Stored items
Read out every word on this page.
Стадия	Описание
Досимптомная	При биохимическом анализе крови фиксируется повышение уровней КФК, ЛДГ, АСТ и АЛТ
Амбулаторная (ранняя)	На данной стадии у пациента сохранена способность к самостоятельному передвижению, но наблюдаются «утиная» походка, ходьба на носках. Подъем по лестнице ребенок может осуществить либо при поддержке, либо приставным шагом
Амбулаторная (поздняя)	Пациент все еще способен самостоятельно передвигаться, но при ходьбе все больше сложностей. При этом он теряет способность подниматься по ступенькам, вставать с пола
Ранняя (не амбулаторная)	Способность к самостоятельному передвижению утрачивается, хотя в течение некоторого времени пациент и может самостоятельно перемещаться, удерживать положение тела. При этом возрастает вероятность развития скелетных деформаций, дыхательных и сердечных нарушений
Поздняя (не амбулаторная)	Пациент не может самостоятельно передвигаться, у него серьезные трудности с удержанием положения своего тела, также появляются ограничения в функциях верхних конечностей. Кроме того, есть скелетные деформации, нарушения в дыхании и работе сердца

▶ _TASK PROMPT_
Write every entry out again exactly.

▶ _RESPONSE FOR THIS EXERCISE_
Read out every word on this page.
Стадия	Описание
Досимптомная	При биохимическом анализе крови фиксируется повышение уровней КФК, ЛДГ, АСТ и АЛТ
Амбулаторная (ранняя)	На данной стадии у пациента сохранена способность к самостоятельному передвижению, но наблюдаются «утиная» походка, ходьба на носках. Подъем по лестнице ребенок может осуществить либо при поддержке, либо приставным шагом
Амбулаторная (поздняя)	Пациент все еще способен самостоятельно передвигаться, но при ходьбе все больше сложностей. При этом он теряет способность подниматься по ступенькам, вставать с пола
Ранняя (не амбулаторная)	Способность к самостоятельному передвижению утрачивается, хотя в течение некоторого времени пациент и может самостоятельно перемещаться, удерживать положение тела. При этом возрастает вероятность развития скелетных деформаций, дыхательных и сердечных нарушений
Поздняя (не амбулаторная)	Пациент не может самостоятельно передвигаться, у него серьезные трудности с удержанием положения своего тела, также появляются ограничения в функциях верхних конечностей. Кроме того, есть скелетные деформации, нарушения в дыхании и работе сердца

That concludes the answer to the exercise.